## Brief
Provide an exact reproduction of every entry.

** Start Excerpted records **

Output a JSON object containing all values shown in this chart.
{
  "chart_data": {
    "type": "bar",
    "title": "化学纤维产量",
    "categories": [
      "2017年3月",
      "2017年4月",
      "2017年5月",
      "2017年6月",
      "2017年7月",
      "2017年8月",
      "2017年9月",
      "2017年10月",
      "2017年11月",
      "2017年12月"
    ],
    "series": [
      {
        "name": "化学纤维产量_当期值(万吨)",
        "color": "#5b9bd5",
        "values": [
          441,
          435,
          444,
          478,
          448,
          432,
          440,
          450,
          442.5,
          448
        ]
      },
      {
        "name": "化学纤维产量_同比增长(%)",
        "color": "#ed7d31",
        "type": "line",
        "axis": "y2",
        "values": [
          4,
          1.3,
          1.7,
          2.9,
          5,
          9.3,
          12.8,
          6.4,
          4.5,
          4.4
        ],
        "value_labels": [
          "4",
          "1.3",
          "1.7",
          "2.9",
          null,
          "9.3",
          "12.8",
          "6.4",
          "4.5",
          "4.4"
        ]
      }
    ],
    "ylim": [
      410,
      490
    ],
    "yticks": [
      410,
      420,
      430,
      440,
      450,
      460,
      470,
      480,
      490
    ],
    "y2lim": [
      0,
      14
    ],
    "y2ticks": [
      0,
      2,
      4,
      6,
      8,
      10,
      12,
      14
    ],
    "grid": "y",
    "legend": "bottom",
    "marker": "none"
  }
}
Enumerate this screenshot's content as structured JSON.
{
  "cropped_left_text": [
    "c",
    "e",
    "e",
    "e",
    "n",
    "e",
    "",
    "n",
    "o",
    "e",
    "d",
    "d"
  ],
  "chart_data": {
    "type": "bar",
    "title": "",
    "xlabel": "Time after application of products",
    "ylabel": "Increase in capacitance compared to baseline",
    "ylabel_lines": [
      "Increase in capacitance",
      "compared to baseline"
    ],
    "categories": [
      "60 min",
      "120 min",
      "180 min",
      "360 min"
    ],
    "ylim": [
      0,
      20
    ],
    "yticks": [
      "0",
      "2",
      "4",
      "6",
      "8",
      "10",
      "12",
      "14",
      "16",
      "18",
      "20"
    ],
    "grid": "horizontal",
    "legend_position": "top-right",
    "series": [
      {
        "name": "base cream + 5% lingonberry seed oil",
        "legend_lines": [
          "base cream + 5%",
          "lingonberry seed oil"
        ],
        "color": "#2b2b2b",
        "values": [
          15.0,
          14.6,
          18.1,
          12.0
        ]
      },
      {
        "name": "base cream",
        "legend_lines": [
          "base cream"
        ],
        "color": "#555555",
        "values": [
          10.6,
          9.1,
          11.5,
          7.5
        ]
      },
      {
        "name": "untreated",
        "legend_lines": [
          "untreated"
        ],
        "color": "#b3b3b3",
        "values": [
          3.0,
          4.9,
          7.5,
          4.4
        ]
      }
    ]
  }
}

** End Excerpted records **

## Expected answer
Output a JSON object containing all values shown in this chart.
{
  "chart_data": {
    "type": "bar",
    "title": "化学纤维产量",
    "categories": [
      "2017年3月",
      "2017年4月",
      "2017年5月",
      "2017年6月",
      "2017年7月",
      "2017年8月",
      "2017年9月",
      "2017年10月",
      "2017年11月",
      "2017年12月"
    ],
    "series": [
      {
        "name": "化学纤维产量_当期值(万吨)",
        "color": "#5b9bd5",
        "values": [
          441,
          435,
          444,
          478,
          448,
          432,
          440,
          450,
          442.5,
          448
        ]
      },
      {
        "name": "化学纤维产量_同比增长(%)",
        "color": "#ed7d31",
        "type": "line",
        "axis": "y2",
        "values": [
          4,
          1.3,
          1.7,
          2.9,
          5,
          9.3,
          12.8,
          6.4,
          4.5,
          4.4
        ],
        "value_labels": [
          "4",
          "1.3",
          "1.7",
          "2.9",
          null,
          "9.3",
          "12.8",
          "6.4",
          "4.5",
          "4.4"
        ]
      }
    ],
    "ylim": [
      410,
      490
    ],
    "yticks": [
      410,
      420,
      430,
      440,
      450,
      460,
      470,
      480,
      490
    ],
    "y2lim": [
      0,
      14
    ],
    "y2ticks": [
      0,
      2,
      4,
      6,
      8,
      10,
      12,
      14
    ],
    "grid": "y",
    "legend": "bottom",
    "marker": "none"
  }
}
Enumerate this screenshot's content as structured JSON.
{
  "cropped_left_text": [
    "c",
    "e",
    "e",
    "e",
    "n",
    "e",
    "",
    "n",
    "o",
    "e",
    "d",
    "d"
  ],
  "chart_data": {
    "type": "bar",
    "title": "",
    "xlabel": "Time after application of products",
    "ylabel": "Increase in capacitance compared to baseline",
    "ylabel_lines": [
      "Increase in capacitance",
      "compared to baseline"
    ],
    "categories": [
      "60 min",
      "120 min",
      "180 min",
      "360 min"
    ],
    "ylim": [
      0,
      20
    ],
    "yticks": [
      "0",
      "2",
      "4",
      "6",
      "8",
      "10",
      "12",
      "14",
      "16",
      "18",
      "20"
    ],
    "grid": "horizontal",
    "legend_position": "top-right",
    "series": [
      {
        "name": "base cream + 5% lingonberry seed oil",
        "legend_lines": [
          "base cream + 5%",
          "lingonberry seed oil"
        ],
        "color": "#2b2b2b",
        "values": [
          15.0,
          14.6,
          18.1,
          12.0
        ]
      },
      {
        "name": "base cream",
        "legend_lines": [
          "base cream"
        ],
        "color": "#555555",
        "values": [
          10.6,
          9.1,
          11.5,
          7.5
        ]
      },
      {
        "name": "untreated",
        "legend_lines": [
          "untreated"
        ],
        "color": "#b3b3b3",
        "values": [
          3.0,
          4.9,
          7.5,
          4.4
        ]
      }
    ]
  }
}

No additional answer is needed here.